'''

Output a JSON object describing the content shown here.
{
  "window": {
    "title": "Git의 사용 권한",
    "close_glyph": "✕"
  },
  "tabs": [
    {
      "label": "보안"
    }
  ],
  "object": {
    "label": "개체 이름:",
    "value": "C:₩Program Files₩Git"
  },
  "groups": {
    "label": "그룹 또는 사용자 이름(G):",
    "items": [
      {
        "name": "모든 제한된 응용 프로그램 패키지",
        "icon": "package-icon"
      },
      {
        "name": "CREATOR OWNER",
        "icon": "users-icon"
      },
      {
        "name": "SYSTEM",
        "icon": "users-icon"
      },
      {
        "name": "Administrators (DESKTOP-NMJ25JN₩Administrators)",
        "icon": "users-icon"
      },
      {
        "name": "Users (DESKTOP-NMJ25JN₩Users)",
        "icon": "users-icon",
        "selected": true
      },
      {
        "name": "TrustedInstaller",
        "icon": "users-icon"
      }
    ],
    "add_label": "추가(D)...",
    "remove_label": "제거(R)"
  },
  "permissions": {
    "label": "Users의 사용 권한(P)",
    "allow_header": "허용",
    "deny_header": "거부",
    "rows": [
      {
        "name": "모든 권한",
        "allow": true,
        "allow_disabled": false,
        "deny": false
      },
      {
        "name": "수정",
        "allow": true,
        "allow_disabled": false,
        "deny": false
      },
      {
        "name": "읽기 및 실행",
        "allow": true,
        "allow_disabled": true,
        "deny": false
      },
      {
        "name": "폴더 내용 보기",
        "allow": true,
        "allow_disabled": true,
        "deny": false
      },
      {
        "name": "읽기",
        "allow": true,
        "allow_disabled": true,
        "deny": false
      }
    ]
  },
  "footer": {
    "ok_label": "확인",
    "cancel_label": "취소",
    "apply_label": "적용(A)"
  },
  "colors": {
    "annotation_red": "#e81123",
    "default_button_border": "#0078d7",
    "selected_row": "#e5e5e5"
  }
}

'''

Retype the material in full. Each word must match.

= Result of this exercise =
Output a JSON object describing the content shown here.
{
  "window": {
    "title": "Git의 사용 권한",
    "close_glyph": "✕"
  },
  "tabs": [
    {
      "label": "보안"
    }
  ],
  "object": {
    "label": "개체 이름:",
    "value": "C:₩Program Files₩Git"
  },
  "groups": {
    "label": "그룹 또는 사용자 이름(G):",
    "items": [
      {
        "name": "모든 제한된 응용 프로그램 패키지",
        "icon": "package-icon"
      },
      {
        "name": "CREATOR OWNER",
        "icon": "users-icon"
      },
      {
        "name": "SYSTEM",
        "icon": "users-icon"
      },
      {
        "name": "Administrators (DESKTOP-NMJ25JN₩Administrators)",
        "icon": "users-icon"
      },
      {
        "name": "Users (DESKTOP-NMJ25JN₩Users)",
        "icon": "users-icon",
        "selected": true
      },
      {
        "name": "TrustedInstaller",
        "icon": "users-icon"
      }
    ],
    "add_label": "추가(D)...",
    "remove_label": "제거(R)"
  },
  "permissions": {
    "label": "Users의 사용 권한(P)",
    "allow_header": "허용",
    "deny_header": "거부",
    "rows": [
      {
        "name": "모든 권한",
        "allow": true,
        "allow_disabled": false,
        "deny": false
      },
      {
        "name": "수정",
        "allow": true,
        "allow_disabled": false,
        "deny": false
      },
      {
        "name": "읽기 및 실행",
        "allow": true,
        "allow_disabled": true,
        "deny": false
      },
      {
        "name": "폴더 내용 보기",
        "allow": true,
        "allow_disabled": true,
        "deny": false
      },
      {
        "name": "읽기",
        "allow": true,
        "allow_disabled": true,
        "deny": false
      }
    ]
  },
  "footer": {
    "ok_label": "확인",
    "cancel_label": "취소",
    "apply_label": "적용(A)"
  },
  "colors": {
    "annotation_red": "#e81123",
    "default_button_border": "#0078d7",
    "selected_row": "#e5e5e5"
  }
}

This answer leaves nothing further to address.